* [Estratto del documento]:
##############################

L'intervista

“Prezzo reale del petrolio già sopra i 100 dollari, ma le banche centrali guardano ai salari”

Il professor Domenicantonio De Giorgio dell'Università Cattolica a Financialounge.com analizza i rialzi del prezzo del greggio dicendo che la Fed non ne terrà conto perché sarà l’andamento del mercato del lavoro a dettare la strada

di Annalisa Lospinuso 19 Settembre 2023 16:23

financialounge -  Domenicantonio De Giorgio FED inflazione mercati petrolio SpeechBox Unicatt
I prezzi del petrolio sono sulla buona strada per raggiungere i 100 dollari al barile questo mese per la prima volta nel 2023, dopo essere aumentati di quasi il 30% da giugno. I tagli alla produzione di Russia e Arabia Saudita e l’aumento della domanda da parte della Cina renderanno il mercato del greggio sempre più volatile e i mercati temono che si possa mettere a rischio l’operato delle banche centrali. Domenicantonio De Giorgio, professore Financial Markets, Credit and Banking Unicatt, intervenuto nella trasmissione SpeechBox su Financialounge.com On Air sottolinea che il prezzo reale dei barili di petrolio è già superiore ai 100 dollari.

##############################

* [Informazioni sul compito]: Stampa testualmente il passo dell'articolo sul prezzo del petrolio che va da "di Annalisa Lospinuso" a "ai 100 dollari.". Il materiale riportato qui sotto non serve.

##############################

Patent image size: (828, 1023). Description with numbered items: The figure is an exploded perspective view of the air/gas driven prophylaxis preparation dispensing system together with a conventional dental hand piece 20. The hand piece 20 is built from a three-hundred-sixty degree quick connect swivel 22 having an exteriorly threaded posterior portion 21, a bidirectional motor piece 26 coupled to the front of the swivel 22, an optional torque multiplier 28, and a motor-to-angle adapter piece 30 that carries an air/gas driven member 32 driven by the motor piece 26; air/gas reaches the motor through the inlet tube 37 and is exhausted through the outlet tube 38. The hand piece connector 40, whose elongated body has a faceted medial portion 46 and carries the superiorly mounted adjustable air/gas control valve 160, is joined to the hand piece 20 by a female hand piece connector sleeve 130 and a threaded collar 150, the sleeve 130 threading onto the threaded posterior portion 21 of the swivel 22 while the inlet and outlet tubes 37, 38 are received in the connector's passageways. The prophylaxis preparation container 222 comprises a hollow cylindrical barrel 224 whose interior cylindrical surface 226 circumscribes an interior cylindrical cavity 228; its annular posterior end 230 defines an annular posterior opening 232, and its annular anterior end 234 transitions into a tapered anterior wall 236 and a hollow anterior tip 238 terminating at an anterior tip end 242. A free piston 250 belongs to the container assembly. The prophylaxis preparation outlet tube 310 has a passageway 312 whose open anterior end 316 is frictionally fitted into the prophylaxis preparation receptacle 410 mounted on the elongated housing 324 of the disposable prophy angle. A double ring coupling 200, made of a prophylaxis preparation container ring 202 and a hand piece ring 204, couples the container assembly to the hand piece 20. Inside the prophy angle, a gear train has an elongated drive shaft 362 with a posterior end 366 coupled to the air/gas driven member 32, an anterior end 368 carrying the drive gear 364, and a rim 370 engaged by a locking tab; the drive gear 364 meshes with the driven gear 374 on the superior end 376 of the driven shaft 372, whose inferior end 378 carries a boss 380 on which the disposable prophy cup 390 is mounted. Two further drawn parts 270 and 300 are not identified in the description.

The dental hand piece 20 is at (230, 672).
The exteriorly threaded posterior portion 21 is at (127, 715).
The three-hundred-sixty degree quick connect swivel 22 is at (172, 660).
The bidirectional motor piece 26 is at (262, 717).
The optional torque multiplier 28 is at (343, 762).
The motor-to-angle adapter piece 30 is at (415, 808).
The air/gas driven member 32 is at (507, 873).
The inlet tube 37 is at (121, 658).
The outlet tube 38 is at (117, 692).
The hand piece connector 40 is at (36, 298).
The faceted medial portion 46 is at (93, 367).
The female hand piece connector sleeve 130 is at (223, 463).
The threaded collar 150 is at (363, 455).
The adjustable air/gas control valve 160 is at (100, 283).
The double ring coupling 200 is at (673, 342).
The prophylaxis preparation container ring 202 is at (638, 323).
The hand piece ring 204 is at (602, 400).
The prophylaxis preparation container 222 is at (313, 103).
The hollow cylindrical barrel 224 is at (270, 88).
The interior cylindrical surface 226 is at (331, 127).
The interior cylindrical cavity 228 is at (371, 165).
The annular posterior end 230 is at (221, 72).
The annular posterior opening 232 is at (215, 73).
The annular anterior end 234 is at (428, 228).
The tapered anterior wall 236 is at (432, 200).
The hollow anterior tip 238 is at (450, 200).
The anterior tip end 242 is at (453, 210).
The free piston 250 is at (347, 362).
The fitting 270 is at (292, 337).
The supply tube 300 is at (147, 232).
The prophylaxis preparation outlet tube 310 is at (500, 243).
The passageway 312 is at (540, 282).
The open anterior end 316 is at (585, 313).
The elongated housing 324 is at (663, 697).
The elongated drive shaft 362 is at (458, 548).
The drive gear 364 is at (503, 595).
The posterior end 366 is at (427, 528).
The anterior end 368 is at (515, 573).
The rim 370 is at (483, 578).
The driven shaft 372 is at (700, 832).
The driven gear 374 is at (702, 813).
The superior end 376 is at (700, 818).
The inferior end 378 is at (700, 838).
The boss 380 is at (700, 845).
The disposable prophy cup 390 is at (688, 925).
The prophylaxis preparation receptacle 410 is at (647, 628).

##############################

* [Risultato atteso]:
di Annalisa Lospinuso 19 Settembre 2023 16:23

financialounge -  Domenicantonio De Giorgio FED inflazione mercati petrolio SpeechBox Unicatt
I prezzi del petrolio sono sulla buona strada per raggiungere i 100 dollari al barile questo mese per la prima volta nel 2023, dopo essere aumentati di quasi il 30% da giugno. I tagli alla produzione di Russia e Arabia Saudita e l’aumento della domanda da parte della Cina renderanno il mercato del greggio sempre più volatile e i mercati temono che si possa mettere a rischio l’operato delle banche centrali. Domenicantonio De Giorgio, professore Financial Markets, Credit and Banking Unicatt, intervenuto nella trasmissione SpeechBox su Financialounge.com On Air sottolinea che il prezzo reale dei barili di petrolio è già superiore ai 100 dollari.